▸ Instructions for the task
If a line in the listing below has the string "page", copy it out.

___ Data to examine ___

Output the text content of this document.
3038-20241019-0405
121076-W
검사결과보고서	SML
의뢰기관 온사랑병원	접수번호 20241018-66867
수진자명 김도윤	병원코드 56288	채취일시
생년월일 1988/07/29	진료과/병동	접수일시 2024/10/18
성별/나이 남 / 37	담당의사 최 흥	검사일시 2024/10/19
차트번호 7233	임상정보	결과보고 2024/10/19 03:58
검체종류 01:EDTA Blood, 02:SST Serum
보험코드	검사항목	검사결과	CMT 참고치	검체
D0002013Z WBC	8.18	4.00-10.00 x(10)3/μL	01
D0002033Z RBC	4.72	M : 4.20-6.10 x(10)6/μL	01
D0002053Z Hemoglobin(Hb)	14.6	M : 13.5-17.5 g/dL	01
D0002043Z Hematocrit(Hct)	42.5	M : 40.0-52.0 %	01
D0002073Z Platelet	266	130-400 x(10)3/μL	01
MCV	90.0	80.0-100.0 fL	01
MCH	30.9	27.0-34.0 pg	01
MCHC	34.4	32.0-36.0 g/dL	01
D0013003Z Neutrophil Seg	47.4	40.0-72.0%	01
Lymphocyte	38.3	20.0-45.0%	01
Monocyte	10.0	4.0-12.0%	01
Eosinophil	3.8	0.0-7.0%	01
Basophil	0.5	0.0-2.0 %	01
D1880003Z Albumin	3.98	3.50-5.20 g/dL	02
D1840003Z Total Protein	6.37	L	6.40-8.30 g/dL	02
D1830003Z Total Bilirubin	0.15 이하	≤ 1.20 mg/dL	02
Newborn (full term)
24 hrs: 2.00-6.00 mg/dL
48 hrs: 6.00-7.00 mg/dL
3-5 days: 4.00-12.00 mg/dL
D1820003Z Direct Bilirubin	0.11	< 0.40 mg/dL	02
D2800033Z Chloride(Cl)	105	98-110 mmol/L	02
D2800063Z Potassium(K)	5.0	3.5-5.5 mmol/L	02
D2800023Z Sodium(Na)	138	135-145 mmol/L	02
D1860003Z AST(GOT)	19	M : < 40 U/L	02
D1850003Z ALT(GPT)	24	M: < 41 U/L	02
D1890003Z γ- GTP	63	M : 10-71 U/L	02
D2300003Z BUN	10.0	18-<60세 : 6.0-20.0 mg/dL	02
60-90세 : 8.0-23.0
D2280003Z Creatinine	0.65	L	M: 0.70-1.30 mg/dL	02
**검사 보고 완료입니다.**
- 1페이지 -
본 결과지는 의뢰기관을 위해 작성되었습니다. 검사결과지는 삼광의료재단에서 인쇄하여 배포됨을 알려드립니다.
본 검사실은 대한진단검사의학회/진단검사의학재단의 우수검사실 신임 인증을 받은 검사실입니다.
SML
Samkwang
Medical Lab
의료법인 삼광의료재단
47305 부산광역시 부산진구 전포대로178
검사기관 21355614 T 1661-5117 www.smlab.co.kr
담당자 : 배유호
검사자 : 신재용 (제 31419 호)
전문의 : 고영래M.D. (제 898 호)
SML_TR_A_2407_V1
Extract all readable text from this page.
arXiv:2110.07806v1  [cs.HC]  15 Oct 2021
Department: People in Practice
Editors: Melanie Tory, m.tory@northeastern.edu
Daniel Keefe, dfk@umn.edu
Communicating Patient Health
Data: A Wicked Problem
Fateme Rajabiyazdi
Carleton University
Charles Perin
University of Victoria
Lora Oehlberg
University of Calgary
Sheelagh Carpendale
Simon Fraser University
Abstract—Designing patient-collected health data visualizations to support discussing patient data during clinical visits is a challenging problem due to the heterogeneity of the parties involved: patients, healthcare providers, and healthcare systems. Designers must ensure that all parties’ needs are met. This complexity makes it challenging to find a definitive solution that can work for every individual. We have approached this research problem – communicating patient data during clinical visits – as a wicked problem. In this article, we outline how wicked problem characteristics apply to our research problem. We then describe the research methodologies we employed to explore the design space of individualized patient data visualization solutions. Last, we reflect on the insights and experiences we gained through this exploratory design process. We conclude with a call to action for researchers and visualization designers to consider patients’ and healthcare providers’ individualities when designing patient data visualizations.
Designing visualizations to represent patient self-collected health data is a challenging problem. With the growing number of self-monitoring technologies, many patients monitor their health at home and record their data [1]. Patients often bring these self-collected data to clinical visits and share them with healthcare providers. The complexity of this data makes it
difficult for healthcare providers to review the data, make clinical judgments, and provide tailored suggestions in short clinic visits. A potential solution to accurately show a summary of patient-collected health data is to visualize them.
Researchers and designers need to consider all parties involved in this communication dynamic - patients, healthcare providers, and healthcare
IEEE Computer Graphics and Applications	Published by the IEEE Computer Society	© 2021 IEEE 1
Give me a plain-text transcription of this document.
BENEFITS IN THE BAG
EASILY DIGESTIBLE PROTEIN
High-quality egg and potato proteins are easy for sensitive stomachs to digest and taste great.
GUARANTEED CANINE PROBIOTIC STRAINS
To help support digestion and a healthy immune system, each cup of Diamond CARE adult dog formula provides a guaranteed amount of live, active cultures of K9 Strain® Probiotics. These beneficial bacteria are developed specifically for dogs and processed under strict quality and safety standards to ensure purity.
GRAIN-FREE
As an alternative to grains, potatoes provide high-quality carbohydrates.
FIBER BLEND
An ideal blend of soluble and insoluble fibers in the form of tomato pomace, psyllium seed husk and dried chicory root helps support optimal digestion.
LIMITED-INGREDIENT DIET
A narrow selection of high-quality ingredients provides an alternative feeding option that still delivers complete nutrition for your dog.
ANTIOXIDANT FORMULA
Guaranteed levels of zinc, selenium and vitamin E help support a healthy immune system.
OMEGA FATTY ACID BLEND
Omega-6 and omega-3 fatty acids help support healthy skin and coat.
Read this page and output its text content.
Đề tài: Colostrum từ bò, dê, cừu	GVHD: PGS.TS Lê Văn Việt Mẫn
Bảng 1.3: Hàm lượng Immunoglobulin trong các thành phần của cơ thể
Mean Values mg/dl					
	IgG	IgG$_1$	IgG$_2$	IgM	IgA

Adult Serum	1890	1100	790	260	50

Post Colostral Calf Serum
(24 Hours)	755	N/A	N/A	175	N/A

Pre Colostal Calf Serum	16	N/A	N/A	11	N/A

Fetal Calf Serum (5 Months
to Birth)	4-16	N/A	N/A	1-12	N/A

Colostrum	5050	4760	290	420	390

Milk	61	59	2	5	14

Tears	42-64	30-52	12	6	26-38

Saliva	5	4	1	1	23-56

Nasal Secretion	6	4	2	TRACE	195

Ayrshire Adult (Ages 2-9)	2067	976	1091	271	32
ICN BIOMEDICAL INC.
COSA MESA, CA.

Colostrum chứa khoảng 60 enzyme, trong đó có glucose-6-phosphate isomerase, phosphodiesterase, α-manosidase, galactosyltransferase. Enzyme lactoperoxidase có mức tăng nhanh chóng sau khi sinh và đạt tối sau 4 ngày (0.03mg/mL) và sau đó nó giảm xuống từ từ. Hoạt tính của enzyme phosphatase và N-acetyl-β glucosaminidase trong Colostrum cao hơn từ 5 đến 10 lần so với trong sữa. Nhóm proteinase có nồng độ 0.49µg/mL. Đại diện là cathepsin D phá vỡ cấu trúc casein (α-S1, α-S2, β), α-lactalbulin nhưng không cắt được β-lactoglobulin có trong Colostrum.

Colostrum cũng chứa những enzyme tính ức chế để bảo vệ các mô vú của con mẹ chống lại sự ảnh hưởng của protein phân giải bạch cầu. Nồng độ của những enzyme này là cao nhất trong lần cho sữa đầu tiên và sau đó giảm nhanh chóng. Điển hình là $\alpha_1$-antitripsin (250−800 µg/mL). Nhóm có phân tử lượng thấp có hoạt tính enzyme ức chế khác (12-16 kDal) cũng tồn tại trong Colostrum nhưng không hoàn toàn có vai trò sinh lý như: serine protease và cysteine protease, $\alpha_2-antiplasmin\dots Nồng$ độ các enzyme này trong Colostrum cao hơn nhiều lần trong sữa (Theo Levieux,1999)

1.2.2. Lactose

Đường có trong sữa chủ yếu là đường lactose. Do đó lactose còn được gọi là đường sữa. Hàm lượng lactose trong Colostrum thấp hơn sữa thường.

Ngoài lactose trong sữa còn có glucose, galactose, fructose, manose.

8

___

▸ Response to this task
Extract all readable text from this page.
Read this page and output its text content.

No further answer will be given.